*Metin Bölümü*.
──────

Çarşamba, Şubat 03, 2010

GOLÜ YİYEN, MİLLET!

"Dar alanda paslaşmalar" izliyormuşuz!
Kısa paslarla ver-kaç taktiğini futbolculuk dönemlerinden iyi bellemiş olan Başbakan, hayatında ayağına top değmemiş vatandaşları bu eski becerisiyle hipnoz ediyormuş, biz de hayretle seyrediyormuşuz demek ki!...
Bir önceki Genel Kurmay Başkanı ile "Mezara götürülecek sır"lar paylaşıp başka emekli olmuş Genel Kurmay Başkanı yokmuş gibi veya önceki Genel Kurmay Başkanları asla düşmanla, PeKaKa köpekleriyle mücadele etmemişler gibi veya her nedense hiç birinin özel araca ve özel korunmaya ihtiyacı yokmuş gibi Sırdaş Emekli Paşa'ya zırhlı, trilyonluk makam aracı vermek te, bu ver-kaçlardanmış demek ki!...
Ekmeklerinin, ömürlerine mal olan emeklerinin hakkını isteyen Tekel İşçilerine; "Hükümete karşı alenî kampanyaya dönüşmüştür." yaklaşımına karşılık PeKaKa'nın kurtarılmış bölgesi Diyarbakır'da, bir belediye başkanının "Has..tirin! Has..tirin!" iltifatını duymazdan gelmekte
"Daralanda paslaşmalar"danmış!
Ver-kaç'ı ustaca yapamayanların, kendi kalelerine gol atmaları da bir ihtimâl ama bu işi ustaca yapanların, rakip takımların akıllarını başlarından aldıkları da bir gerçek!

──────

*Kaynak Alıntısı*.
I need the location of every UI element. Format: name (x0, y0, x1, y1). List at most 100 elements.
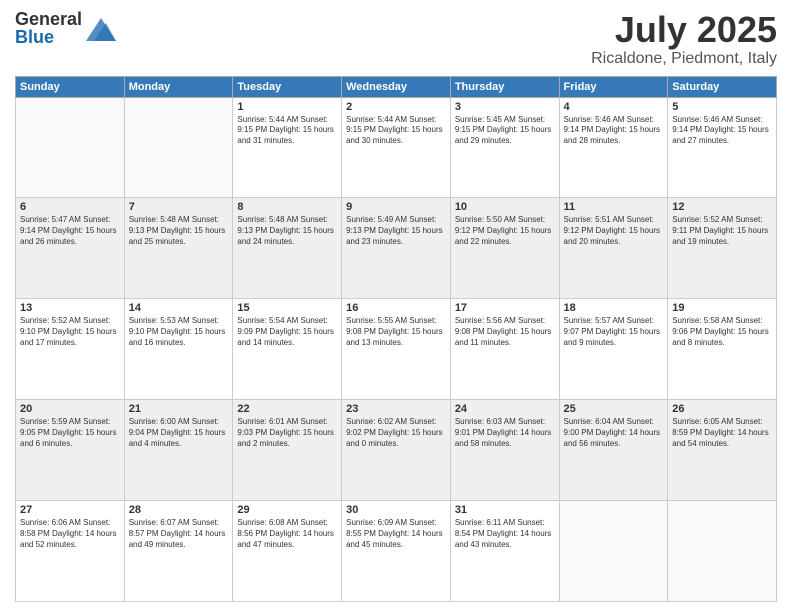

──────

*Yapılacak Görevler*.
[1] Başbakanın ver-kaç taktiğini eleştiren yazıya göre Başbakan, kısa paslarla ver-kaç taktiğini hangi dönemlerinden iyi bellemiştir?
[2] Başbakanın ver-kaç taktiğini eleştiren yazıyı kaldığı yerden sürdürünüz.

*Görev Yanıtları*.
[1] Futbolculuk dönemlerinden.

[2]
Gerçi bu memlekette hiç bir şeyden anlamayanların, her şey konusunda ahkâm kesmeleri sonucu; millet açlıkla boğuşurken büyüme rekorları kırdık ustaca paslaşmalarla! Kredi kartı olmayan birinin, hiç bir mağazadan taksitli alış-veriş yapmasının mümkün olmadığı ve kredi kartı dağıtan bankaların nerdeyse tamamının yabancılarda olduğu bir memlekette küresel kriz teyet geçti bu ver-kaçlarla!
Yirmi sene öncenin ayakkabısı delik, maaşlı şeriatçi il başkanının; kısa süreli bir belediye başkanlığı ve yedi yıllık başbakanlık döneminde aile bireylerine birer villa yaptıracak, villaların bahçesine helikopter pisti yaptıracak, oğluna gemicik alabilecek, dünyanın en zengin sekiz liderinin arasına girecek kadar zenginleşmesinin mümkün olduğu bir ülkede, "garip guraba"nın "yetim hakkı"nın kimseye yedirilmemesi için verilen müthîş beyt-ül mal savunması da bu, "dar alanda paslaşmalar" sâyesindeymiş!
"Gözünü toprak doyuran"lar, "Anasını da alıp giden"ler, "Askerde yan gelip yatan"larla "Aldığı kellelerin hesabını veren sayın" ve taraftarları arasındaki demokrat ver-kaçlar sâyesindeymiş bu hayretlik istikrar!
Davos'ta "One minut!", Diyarbakır'da sus-pus!
"Lütfen bu adamdan istifâde edin, deliğe süpürmeyin!" diye kendini temsîlen yapılan ricalarda sus-pus; oyunu tek güç bilen ve oyu ile hükümeti alaşağı edeceğine inanan sendikalı emekçinin hak arama mücâdelesinde kükreyen demokrat aslan!
Bu kadar hızlı ver-kaçlara hangi akıl, nasıl dayansın? Bu kadar ustaca yapılan "dar alanda paslaşmalara" hayatında top oynamamış amatör seyirci, alkıştan başka ne yapsın?
"İnsanın bazı hallerde bırakın savcı olmayı, bırakın avukat olmayı, yargılanası geliyor." tavrına gel de alkış vurma!
Bu kadar oyunbazın içinde, bu kadar usta paslaşmacının arasında, bu kadar ehîl ver-kaççının içinde, gel de demokrat kal! Anamızı ağlatan demokratlar içinde, millî karakterimizi, kimliğimizi yok eden diplomatlar içinde, dört mevsimi yaşayan bir dünya cennetinde kışın yağması kadar doğal bir hal olmayan bir kar yağışı yüzünden hayatı felç eden basîretsiz yerel yöneticiler içinde gel de demokrat kal kalabilirsen!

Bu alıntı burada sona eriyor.